Some records
╭──
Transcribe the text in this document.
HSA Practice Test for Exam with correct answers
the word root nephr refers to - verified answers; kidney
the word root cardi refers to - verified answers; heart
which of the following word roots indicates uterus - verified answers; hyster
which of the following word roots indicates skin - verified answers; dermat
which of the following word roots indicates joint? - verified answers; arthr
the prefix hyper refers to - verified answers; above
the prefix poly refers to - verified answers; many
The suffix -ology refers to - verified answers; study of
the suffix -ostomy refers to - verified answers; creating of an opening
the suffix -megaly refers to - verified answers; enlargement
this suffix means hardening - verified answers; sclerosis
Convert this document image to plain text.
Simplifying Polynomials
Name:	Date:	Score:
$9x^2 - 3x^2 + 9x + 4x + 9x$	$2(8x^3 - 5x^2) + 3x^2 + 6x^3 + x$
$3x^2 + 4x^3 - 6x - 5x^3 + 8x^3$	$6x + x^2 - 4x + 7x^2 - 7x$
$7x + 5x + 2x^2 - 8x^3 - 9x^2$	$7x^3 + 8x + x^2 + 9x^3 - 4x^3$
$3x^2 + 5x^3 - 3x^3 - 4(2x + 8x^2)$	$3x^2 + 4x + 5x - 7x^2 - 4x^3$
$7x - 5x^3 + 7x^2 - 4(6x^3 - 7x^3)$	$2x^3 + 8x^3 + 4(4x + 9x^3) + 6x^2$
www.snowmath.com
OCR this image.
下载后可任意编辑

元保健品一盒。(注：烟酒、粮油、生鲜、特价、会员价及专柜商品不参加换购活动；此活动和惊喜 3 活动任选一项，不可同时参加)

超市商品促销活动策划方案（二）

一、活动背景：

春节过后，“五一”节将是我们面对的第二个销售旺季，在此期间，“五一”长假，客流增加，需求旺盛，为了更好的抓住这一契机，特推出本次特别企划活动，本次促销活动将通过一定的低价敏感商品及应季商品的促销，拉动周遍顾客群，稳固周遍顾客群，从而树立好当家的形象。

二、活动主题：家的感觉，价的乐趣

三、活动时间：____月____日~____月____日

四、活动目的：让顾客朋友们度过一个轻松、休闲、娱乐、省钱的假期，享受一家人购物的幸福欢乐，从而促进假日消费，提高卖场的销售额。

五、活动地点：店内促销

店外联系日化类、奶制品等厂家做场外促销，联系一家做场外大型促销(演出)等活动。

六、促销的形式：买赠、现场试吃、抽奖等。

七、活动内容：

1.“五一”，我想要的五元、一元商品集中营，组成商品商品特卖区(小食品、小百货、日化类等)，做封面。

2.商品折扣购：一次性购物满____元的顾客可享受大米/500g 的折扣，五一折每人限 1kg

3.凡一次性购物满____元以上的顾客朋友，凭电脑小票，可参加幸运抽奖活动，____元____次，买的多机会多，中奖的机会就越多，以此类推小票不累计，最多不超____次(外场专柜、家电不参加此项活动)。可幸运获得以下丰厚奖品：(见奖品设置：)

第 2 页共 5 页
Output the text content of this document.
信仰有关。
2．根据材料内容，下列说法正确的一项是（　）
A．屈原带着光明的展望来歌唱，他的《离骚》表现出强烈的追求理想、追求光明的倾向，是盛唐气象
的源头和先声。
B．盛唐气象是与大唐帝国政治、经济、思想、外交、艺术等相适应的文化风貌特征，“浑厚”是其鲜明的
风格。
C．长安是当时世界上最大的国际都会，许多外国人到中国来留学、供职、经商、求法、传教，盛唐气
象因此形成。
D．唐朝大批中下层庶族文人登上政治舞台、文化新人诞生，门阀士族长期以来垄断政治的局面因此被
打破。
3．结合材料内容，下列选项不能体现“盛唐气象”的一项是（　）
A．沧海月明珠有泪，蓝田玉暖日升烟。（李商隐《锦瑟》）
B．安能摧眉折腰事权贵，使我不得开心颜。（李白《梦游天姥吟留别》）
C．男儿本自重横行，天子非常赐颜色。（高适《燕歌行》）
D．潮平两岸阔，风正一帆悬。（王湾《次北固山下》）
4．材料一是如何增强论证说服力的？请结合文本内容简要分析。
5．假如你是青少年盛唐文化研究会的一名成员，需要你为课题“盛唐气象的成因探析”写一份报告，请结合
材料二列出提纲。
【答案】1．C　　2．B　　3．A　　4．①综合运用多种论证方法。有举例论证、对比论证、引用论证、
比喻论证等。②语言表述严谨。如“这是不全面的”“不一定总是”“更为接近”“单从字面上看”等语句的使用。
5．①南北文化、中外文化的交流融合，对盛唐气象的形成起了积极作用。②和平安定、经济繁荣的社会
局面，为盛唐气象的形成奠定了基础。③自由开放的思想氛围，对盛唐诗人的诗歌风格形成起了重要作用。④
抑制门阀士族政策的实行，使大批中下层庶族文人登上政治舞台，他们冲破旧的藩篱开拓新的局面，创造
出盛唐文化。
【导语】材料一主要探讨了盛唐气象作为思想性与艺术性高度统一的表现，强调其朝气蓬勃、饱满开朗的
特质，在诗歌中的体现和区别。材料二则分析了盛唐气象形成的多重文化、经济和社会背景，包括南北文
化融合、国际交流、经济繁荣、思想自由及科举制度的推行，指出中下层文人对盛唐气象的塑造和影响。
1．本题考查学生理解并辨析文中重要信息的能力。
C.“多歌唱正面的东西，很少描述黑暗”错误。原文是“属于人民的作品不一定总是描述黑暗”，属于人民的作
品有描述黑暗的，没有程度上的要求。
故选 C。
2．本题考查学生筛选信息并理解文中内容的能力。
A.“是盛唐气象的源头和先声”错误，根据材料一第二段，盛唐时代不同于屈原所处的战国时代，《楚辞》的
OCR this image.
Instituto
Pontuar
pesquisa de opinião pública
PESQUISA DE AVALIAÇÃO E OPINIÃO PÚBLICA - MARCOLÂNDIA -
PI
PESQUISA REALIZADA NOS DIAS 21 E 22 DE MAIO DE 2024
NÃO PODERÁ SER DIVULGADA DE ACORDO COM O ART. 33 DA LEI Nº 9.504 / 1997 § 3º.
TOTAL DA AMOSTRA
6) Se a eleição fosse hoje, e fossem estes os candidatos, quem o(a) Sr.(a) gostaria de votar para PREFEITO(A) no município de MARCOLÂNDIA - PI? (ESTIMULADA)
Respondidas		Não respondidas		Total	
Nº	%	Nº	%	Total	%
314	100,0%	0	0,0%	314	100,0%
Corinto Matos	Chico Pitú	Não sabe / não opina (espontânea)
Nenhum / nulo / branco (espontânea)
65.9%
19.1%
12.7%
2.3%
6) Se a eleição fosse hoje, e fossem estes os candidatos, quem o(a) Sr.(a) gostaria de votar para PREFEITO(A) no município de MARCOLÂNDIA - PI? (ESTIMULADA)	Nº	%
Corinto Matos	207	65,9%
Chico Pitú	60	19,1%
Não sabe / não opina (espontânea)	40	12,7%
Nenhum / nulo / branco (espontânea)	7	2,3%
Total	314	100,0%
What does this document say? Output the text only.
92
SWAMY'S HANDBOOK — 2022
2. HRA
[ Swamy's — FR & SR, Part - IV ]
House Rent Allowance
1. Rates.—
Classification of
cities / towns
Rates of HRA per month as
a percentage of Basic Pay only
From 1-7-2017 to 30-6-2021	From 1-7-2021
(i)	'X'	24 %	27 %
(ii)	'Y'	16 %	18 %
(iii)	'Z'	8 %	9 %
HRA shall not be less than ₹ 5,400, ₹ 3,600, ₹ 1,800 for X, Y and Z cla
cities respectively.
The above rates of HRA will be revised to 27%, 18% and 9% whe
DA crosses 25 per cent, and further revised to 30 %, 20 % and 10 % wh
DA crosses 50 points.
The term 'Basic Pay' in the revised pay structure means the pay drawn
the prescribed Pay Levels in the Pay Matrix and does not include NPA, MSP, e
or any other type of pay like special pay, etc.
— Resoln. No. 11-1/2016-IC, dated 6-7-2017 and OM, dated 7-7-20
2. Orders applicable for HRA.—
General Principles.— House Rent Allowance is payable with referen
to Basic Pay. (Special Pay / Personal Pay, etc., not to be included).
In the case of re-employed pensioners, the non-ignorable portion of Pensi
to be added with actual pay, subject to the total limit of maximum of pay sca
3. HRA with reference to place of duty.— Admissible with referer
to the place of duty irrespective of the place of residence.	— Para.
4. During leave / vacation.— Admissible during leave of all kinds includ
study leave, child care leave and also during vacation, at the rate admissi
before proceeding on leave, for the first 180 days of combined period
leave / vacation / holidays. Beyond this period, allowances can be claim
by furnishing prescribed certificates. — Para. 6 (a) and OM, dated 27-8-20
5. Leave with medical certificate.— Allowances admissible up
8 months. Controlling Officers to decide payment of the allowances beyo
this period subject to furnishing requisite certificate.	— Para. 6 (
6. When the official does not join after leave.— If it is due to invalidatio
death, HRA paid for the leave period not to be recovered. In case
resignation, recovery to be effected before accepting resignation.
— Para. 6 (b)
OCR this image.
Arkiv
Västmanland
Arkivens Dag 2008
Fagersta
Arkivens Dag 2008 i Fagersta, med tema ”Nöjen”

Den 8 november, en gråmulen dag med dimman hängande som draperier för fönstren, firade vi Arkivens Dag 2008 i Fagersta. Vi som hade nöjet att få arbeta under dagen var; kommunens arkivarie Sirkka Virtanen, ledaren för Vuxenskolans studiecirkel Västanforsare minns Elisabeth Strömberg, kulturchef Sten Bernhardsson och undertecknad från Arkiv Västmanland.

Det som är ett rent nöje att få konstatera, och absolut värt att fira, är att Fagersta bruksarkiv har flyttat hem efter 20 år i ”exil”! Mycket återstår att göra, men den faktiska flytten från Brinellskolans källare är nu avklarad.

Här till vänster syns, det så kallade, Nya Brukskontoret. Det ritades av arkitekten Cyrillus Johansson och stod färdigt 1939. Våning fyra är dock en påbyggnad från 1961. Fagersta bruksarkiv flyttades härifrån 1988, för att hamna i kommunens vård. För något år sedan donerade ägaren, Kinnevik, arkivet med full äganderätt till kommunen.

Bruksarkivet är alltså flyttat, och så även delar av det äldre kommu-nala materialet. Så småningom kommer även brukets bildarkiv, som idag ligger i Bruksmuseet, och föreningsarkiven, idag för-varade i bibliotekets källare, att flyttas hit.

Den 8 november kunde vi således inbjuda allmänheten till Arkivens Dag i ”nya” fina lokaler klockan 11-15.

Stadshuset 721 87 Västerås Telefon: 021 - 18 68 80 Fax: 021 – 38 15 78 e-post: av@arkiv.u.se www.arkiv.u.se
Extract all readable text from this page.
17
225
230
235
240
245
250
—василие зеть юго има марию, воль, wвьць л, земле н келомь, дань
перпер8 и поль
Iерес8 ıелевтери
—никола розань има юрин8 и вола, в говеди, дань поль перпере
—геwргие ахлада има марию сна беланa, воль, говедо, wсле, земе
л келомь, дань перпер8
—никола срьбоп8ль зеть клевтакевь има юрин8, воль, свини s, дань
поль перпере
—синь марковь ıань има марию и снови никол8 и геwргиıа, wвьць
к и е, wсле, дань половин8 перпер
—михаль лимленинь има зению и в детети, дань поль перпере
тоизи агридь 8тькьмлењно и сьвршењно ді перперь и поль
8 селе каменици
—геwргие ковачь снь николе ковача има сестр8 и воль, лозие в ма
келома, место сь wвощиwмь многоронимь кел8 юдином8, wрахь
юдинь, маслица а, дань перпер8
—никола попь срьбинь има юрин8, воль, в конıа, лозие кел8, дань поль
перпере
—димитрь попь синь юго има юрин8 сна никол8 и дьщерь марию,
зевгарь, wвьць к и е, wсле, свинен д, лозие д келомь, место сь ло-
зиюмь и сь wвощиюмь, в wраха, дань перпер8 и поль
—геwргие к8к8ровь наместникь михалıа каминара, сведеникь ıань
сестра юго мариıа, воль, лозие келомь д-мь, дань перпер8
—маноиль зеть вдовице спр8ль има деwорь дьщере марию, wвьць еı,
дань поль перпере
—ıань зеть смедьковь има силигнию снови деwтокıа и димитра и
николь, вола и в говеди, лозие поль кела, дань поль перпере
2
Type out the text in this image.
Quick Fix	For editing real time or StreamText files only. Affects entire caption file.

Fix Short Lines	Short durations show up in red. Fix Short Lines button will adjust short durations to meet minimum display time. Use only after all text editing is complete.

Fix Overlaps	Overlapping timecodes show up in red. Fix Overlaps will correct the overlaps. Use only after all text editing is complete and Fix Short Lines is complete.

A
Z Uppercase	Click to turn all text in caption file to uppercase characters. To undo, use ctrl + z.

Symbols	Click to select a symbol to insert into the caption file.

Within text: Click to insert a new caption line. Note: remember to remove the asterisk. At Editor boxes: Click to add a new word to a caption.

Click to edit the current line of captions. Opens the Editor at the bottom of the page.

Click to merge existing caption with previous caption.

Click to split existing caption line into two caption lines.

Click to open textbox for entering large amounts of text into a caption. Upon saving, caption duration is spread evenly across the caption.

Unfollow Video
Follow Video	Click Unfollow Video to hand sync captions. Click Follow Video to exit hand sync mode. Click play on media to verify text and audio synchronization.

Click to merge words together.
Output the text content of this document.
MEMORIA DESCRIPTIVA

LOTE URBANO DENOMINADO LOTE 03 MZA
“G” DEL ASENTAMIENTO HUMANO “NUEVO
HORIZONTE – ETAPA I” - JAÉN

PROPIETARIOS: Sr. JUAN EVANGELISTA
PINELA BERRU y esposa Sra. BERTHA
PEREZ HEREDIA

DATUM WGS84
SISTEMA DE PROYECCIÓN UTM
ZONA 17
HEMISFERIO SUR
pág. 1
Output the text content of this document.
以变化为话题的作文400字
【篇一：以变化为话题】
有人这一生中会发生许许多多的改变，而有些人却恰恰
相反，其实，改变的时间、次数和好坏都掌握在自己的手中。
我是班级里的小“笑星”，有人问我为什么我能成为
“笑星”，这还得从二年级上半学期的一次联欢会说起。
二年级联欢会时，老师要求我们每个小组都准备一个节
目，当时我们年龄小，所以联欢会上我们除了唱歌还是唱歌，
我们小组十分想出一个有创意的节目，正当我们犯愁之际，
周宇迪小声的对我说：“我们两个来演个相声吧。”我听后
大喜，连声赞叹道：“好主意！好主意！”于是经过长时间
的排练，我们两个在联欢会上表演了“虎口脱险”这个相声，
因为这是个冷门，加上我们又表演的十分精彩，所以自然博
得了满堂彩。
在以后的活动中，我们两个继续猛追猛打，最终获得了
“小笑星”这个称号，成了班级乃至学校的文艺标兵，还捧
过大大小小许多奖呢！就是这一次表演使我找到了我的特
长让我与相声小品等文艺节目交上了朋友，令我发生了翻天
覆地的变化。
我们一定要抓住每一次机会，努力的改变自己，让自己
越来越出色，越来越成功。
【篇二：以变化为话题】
╰──
▶ _THE TASK_
Gather from the entries above all lines that include the string "fossem".

▶ _FULL SOLUTION_
6) Se a eleição fosse hoje, e fossem estes os candidatos, quem o(a) Sr.(a) gostaria de votar para PREFEITO(A) no município de MARCOLÂNDIA - PI? (ESTIMULADA)
6) Se a eleição fosse hoje, e fossem estes os candidatos, quem o(a) Sr.(a) gostaria de votar para PREFEITO(A) no município de MARCOLÂNDIA - PI? (ESTIMULADA)	Nº	%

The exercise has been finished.